◆ **Testo proposto**
>>>

La fretta è anche giustificata dal fatto che George aveva già negoziato un ottimo accordo con la sua nuova casa discografica A&M a decorrere dal gennaio 1976 ma deve ancora rispettare il suo contratto con la Apple che gli chiede un album da realizzare entro la fine del 1975.

L’album, che a differenza dei precedenti non contiene messaggi spirituali, segna un leggero miglioramento rispetto all’album Dark Horse sia per quanto riguarda le vendite (trainato dal singolo “You” – in origine destinato a Ronnie Spector – che si piazza al 20°posto nelle charts statunitensi) che per quanto riguarda la produzione.

Tuttavia molte delle parti vocali di George risultano ancora poco convincenti, per via dei problemi di laringite emersi durante la registrazione di Dark Horse e del successivo tour.

Tra i brani più significativi dell’album ce ne sono due, “The Answer’s at the End” e “This Guitar (Can’t Keep from Crying)” – una sorta di sequel di “While my guitar gently weeps” – che supplicano i critici di non giudicare l’album troppo severamente.

In questo differente contesto, rispetto al precedente Dark Horse, tali implorazioni sono più simpatiche ed ironiche.

Tale ironia è visibile anche sulla copertina interna del disco, laddove una foto di George è sottotitolata con la frase “Ohnothimagen” (ovvero: Oh, not him again! – Oh, no..ancora lui!).

<<<

◆ **Materiale fornito**
>>>

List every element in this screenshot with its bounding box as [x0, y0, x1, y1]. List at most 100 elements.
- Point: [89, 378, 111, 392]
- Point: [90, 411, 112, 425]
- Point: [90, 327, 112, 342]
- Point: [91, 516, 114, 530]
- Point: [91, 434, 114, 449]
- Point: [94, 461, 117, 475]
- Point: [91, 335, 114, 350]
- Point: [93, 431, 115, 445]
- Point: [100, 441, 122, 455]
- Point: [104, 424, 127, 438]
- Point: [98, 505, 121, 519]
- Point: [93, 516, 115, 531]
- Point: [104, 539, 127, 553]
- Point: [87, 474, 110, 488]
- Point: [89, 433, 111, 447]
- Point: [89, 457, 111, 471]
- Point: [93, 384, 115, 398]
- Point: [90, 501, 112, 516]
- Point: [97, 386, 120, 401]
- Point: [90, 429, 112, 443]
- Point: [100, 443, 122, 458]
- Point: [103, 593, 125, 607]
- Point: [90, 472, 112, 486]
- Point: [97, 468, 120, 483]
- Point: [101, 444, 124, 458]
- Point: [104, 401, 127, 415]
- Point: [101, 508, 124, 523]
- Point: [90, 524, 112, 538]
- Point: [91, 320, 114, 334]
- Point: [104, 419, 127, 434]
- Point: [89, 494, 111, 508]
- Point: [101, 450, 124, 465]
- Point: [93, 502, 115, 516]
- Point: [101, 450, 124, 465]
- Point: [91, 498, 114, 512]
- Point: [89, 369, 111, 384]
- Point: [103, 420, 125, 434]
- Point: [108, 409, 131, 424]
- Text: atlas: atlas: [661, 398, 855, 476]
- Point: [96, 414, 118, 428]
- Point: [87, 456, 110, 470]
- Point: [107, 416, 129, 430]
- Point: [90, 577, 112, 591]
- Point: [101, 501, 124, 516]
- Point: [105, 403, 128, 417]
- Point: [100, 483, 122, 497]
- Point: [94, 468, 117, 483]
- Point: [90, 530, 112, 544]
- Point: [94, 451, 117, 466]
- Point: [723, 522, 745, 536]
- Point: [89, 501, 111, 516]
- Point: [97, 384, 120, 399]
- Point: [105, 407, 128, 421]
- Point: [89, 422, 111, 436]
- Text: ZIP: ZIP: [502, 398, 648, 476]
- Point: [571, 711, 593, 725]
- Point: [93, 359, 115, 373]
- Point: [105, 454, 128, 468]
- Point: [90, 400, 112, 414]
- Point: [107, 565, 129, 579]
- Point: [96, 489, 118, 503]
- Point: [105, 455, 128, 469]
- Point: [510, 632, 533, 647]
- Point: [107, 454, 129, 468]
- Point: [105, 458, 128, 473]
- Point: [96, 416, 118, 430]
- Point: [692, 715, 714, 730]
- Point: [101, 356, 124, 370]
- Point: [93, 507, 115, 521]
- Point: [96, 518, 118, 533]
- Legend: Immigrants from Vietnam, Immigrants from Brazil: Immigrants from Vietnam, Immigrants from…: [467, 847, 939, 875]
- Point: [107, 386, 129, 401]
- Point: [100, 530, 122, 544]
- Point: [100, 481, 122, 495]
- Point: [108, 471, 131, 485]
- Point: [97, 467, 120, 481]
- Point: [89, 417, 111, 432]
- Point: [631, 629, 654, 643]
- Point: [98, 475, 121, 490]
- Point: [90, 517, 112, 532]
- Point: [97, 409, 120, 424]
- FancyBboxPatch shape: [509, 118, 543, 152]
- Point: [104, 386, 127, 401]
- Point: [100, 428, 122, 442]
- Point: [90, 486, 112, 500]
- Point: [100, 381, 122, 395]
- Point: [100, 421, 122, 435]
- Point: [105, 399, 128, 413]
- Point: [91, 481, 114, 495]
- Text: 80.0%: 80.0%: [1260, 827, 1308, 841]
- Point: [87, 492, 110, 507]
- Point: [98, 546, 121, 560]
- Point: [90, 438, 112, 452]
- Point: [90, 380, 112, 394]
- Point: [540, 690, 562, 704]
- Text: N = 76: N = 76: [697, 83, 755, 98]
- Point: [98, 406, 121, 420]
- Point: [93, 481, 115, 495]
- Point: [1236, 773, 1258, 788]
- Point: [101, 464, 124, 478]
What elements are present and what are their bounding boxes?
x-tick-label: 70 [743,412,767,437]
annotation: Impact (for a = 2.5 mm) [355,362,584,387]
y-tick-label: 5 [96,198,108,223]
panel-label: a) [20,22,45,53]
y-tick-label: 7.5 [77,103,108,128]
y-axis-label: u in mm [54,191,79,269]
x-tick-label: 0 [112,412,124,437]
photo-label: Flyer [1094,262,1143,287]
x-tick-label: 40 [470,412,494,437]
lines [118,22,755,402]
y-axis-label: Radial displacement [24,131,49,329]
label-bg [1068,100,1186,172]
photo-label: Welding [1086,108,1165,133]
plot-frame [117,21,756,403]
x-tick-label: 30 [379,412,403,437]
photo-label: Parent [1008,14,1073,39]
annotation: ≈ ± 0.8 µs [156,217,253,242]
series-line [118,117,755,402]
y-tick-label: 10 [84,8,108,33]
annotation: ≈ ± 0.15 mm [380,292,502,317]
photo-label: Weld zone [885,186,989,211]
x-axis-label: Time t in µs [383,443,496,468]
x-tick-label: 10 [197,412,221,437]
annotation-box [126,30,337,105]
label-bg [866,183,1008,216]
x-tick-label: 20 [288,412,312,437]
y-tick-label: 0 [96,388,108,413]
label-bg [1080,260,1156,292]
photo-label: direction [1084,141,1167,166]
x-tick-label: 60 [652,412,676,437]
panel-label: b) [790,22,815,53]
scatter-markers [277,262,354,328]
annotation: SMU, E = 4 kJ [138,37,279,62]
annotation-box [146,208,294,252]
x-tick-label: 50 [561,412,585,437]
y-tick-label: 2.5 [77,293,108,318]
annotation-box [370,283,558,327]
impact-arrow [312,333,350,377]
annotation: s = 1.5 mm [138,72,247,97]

<<<

◆ **Cosa fare**
Rispondi in base al testo proposto:
1. Entro quando la Apple chiede a George di realizzare un album?
2. In quale posizione si piazza il singolo "You" nelle classifiche statunitensi?
3. Con quale frase è sottotitolata la foto di George sulla copertina interna del disco?

◆ **Soluzione**
1. Entro la fine del 1975.
2. Al 20° posto.
3. "Ohnothimagen".